● **WHAT YOU NEED TO DO**
Among the lines of this listing, determine how many contain the string "icon". Answer with the number only.

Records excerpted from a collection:
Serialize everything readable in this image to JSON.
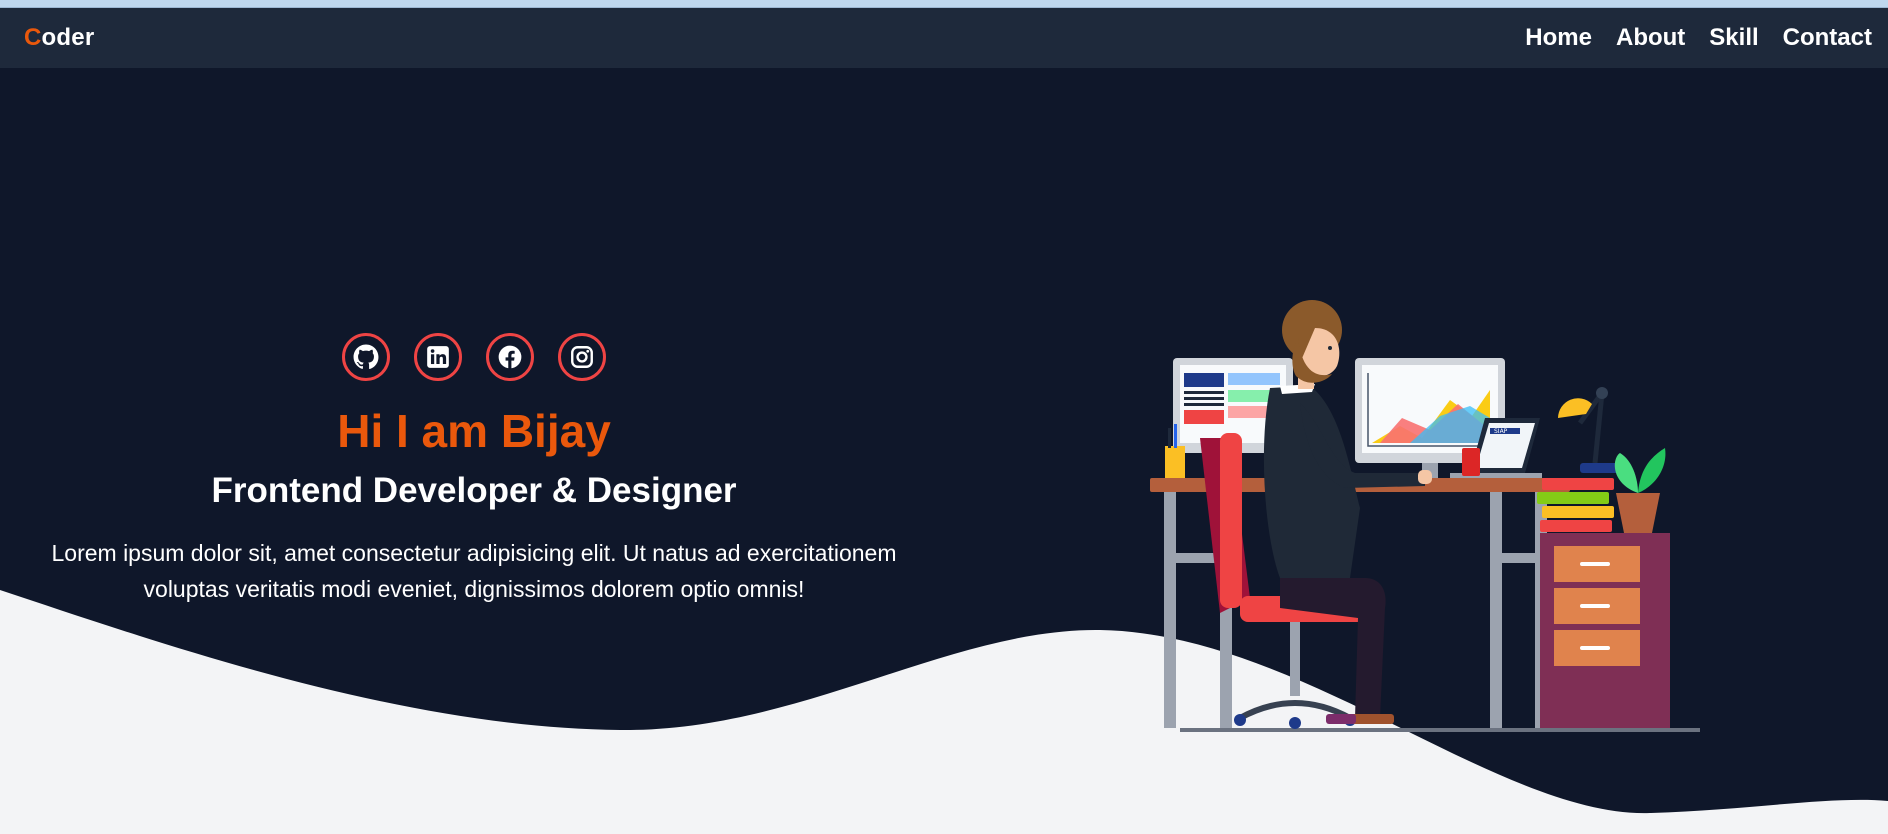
{
  "topbar": {
    "logo_first": "C",
    "logo_rest": "oder",
    "nav": [
      {
        "label": "Home"
      },
      {
        "label": "About"
      },
      {
        "label": "Skill"
      },
      {
        "label": "Contact"
      }
    ]
  },
  "hero": {
    "title": "Hi I am Bijay",
    "subtitle": "Frontend Developer & Designer",
    "description": "Lorem ipsum dolor sit, amet consectetur adipisicing elit. Ut natus ad exercitationem voluptas veritatis modi eveniet, dignissimos dolorem optio omnis!",
    "socials": [
      {
        "icon": "github-icon"
      },
      {
        "icon": "linkedin-icon"
      },
      {
        "icon": "facebook-icon"
      },
      {
        "icon": "instagram-icon"
      }
    ],
    "illustration_laptop_text": "SIAP"
  },
  "colors": {
    "navbar_bg": "#1e293b",
    "hero_bg": "#0f172a",
    "accent": "#ea580c",
    "social_border": "#ef4444",
    "page_bg": "#f3f4f6"
  }
}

● **RESULT**
4